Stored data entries
===
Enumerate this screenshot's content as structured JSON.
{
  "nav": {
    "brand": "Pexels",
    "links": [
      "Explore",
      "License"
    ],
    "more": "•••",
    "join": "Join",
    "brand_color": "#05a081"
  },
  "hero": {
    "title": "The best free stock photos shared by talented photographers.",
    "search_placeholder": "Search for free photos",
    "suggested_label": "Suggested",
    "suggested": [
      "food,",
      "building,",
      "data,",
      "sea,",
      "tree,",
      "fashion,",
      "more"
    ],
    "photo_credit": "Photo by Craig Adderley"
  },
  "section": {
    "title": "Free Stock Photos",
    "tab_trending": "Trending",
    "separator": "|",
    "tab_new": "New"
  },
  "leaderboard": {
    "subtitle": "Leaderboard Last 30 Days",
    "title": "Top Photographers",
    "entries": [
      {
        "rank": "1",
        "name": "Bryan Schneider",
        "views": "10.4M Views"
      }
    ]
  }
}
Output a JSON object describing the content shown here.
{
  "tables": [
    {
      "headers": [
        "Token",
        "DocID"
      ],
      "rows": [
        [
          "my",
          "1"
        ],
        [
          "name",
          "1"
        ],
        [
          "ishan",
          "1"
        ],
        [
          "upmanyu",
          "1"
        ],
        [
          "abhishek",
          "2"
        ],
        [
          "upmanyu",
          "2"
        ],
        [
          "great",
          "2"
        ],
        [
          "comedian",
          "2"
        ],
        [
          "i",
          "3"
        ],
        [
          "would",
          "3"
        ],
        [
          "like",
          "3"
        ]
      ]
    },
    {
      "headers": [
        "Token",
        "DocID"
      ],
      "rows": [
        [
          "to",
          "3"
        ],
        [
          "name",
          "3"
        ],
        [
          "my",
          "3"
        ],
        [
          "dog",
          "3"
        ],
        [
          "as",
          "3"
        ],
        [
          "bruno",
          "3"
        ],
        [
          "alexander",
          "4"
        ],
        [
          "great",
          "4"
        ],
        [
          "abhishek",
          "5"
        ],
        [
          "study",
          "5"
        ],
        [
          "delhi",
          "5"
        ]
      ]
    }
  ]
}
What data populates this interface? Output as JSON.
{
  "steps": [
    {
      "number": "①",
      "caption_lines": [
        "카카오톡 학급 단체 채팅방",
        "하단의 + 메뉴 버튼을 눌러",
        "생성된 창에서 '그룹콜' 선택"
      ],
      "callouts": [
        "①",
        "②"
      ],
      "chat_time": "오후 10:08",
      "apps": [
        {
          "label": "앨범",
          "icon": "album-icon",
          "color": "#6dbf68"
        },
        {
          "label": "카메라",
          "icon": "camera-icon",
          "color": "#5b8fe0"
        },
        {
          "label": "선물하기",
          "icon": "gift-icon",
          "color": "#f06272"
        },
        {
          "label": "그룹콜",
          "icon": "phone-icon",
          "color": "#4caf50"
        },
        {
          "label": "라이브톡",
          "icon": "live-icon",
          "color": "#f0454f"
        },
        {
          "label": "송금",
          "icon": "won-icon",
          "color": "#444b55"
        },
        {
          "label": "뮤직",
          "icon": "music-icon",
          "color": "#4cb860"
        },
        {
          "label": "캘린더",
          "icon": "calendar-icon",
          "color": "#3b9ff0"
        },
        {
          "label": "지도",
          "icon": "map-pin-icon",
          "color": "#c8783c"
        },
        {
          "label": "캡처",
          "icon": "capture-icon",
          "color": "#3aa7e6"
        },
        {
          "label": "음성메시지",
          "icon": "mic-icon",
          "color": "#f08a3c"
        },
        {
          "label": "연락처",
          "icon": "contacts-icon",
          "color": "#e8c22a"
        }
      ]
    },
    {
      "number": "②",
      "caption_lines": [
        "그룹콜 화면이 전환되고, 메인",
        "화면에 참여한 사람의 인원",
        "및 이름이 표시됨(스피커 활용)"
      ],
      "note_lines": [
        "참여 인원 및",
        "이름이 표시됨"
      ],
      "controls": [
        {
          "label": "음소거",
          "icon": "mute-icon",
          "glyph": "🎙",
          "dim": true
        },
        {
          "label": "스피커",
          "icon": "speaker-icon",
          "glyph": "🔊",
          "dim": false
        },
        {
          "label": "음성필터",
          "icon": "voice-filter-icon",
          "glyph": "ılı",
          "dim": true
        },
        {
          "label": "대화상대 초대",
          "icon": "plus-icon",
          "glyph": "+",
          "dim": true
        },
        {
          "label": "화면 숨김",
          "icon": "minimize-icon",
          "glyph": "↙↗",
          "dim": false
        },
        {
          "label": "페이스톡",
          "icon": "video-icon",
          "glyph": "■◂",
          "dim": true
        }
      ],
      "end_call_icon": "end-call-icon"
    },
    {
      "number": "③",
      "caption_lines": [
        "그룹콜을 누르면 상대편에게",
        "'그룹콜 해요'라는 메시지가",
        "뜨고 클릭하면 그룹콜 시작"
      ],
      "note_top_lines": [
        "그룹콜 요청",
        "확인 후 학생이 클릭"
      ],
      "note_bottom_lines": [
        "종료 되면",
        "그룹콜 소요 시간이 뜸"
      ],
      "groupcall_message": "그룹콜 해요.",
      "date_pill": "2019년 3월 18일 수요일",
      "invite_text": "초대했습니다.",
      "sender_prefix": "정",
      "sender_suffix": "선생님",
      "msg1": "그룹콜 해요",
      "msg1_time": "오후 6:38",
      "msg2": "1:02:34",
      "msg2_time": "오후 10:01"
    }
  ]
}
===
*STATED TASK:* Scan the data above and copy every line with "JSON" in it.

*EXERCISE OUTPUT:*
Enumerate this screenshot's content as structured JSON.
Output a JSON object describing the content shown here.
What data populates this interface? Output as JSON.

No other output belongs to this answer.